[Dataset items]
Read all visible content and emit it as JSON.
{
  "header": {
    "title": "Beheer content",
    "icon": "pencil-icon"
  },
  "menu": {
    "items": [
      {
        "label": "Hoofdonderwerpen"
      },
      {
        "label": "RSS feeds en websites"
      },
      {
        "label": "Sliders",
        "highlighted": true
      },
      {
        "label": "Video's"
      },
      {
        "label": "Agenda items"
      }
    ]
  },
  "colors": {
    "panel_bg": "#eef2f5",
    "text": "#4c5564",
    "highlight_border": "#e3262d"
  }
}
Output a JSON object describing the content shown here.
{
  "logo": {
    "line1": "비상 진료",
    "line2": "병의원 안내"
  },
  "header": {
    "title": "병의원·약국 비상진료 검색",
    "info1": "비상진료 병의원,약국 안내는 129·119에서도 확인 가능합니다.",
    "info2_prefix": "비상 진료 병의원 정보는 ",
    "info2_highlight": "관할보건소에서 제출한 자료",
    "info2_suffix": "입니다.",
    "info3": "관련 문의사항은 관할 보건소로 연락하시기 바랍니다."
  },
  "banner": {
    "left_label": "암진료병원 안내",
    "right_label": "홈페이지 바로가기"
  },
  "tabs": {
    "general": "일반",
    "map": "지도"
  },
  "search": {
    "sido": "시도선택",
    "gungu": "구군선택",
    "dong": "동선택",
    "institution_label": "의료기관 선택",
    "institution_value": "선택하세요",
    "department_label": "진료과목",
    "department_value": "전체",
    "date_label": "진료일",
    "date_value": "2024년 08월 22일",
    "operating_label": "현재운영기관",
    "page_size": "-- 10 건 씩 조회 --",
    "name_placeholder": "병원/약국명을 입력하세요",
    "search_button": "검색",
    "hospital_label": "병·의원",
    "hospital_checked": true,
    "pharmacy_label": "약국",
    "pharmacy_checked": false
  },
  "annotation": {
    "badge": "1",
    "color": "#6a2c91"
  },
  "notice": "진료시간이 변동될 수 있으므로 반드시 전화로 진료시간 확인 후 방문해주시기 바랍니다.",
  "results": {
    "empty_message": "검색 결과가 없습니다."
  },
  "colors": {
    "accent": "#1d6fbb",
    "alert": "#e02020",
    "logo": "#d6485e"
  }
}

# THE PROBLEM
Each record must be returned exactly as it is written.

# FULL OUTPUT
Read all visible content and emit it as JSON.
{
  "header": {
    "title": "Beheer content",
    "icon": "pencil-icon"
  },
  "menu": {
    "items": [
      {
        "label": "Hoofdonderwerpen"
      },
      {
        "label": "RSS feeds en websites"
      },
      {
        "label": "Sliders",
        "highlighted": true
      },
      {
        "label": "Video's"
      },
      {
        "label": "Agenda items"
      }
    ]
  },
  "colors": {
    "panel_bg": "#eef2f5",
    "text": "#4c5564",
    "highlight_border": "#e3262d"
  }
}
Output a JSON object describing the content shown here.
{
  "logo": {
    "line1": "비상 진료",
    "line2": "병의원 안내"
  },
  "header": {
    "title": "병의원·약국 비상진료 검색",
    "info1": "비상진료 병의원,약국 안내는 129·119에서도 확인 가능합니다.",
    "info2_prefix": "비상 진료 병의원 정보는 ",
    "info2_highlight": "관할보건소에서 제출한 자료",
    "info2_suffix": "입니다.",
    "info3": "관련 문의사항은 관할 보건소로 연락하시기 바랍니다."
  },
  "banner": {
    "left_label": "암진료병원 안내",
    "right_label": "홈페이지 바로가기"
  },
  "tabs": {
    "general": "일반",
    "map": "지도"
  },
  "search": {
    "sido": "시도선택",
    "gungu": "구군선택",
    "dong": "동선택",
    "institution_label": "의료기관 선택",
    "institution_value": "선택하세요",
    "department_label": "진료과목",
    "department_value": "전체",
    "date_label": "진료일",
    "date_value": "2024년 08월 22일",
    "operating_label": "현재운영기관",
    "page_size": "-- 10 건 씩 조회 --",
    "name_placeholder": "병원/약국명을 입력하세요",
    "search_button": "검색",
    "hospital_label": "병·의원",
    "hospital_checked": true,
    "pharmacy_label": "약국",
    "pharmacy_checked": false
  },
  "annotation": {
    "badge": "1",
    "color": "#6a2c91"
  },
  "notice": "진료시간이 변동될 수 있으므로 반드시 전화로 진료시간 확인 후 방문해주시기 바랍니다.",
  "results": {
    "empty_message": "검색 결과가 없습니다."
  },
  "colors": {
    "accent": "#1d6fbb",
    "alert": "#e02020",
    "logo": "#d6485e"
  }
}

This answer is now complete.